Begin ROWS

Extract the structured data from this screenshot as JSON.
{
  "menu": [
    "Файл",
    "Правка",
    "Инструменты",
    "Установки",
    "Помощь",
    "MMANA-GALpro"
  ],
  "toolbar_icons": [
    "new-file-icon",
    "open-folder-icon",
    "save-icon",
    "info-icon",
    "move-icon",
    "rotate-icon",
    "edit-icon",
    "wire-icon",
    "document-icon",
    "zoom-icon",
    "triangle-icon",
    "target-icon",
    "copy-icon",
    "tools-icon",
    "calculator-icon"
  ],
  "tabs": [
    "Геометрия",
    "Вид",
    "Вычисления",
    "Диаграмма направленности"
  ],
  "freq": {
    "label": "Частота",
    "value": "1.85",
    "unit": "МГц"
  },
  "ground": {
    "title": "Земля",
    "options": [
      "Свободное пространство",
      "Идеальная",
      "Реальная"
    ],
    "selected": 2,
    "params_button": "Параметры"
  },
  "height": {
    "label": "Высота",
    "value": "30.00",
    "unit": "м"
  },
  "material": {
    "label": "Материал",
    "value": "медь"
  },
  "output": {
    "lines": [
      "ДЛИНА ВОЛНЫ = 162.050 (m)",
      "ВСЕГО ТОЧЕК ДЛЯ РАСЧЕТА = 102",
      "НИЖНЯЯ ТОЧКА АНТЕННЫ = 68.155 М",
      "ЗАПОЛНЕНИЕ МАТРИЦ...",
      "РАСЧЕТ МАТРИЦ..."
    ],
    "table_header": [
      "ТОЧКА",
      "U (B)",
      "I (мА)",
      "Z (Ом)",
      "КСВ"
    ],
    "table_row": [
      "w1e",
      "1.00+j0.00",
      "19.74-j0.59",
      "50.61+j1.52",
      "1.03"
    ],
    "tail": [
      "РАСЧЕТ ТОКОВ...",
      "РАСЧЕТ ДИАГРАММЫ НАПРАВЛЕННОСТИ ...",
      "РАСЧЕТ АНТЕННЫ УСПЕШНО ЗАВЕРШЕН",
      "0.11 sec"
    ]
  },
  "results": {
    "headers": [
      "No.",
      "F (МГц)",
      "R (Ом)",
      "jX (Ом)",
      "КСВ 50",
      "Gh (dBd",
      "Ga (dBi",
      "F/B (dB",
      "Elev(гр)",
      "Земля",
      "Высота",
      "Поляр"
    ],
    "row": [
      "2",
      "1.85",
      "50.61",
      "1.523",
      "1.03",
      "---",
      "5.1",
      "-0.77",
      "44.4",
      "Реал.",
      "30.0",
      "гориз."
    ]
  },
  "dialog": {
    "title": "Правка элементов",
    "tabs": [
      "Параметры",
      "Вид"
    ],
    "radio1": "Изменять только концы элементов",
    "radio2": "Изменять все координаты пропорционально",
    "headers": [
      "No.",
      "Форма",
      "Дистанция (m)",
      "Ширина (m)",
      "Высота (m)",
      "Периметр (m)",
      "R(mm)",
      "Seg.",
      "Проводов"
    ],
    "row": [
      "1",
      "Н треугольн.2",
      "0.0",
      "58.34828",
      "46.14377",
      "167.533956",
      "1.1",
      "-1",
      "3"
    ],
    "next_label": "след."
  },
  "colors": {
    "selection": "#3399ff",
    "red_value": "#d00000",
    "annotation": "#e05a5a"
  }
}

End ROWS

### WRITTEN PROBLEM
Where a line above holds the string "Изменять", show that line.

### WRITTEN RESPONSE
    "radio1": "Изменять только концы элементов",
    "radio2": "Изменять все координаты пропорционально",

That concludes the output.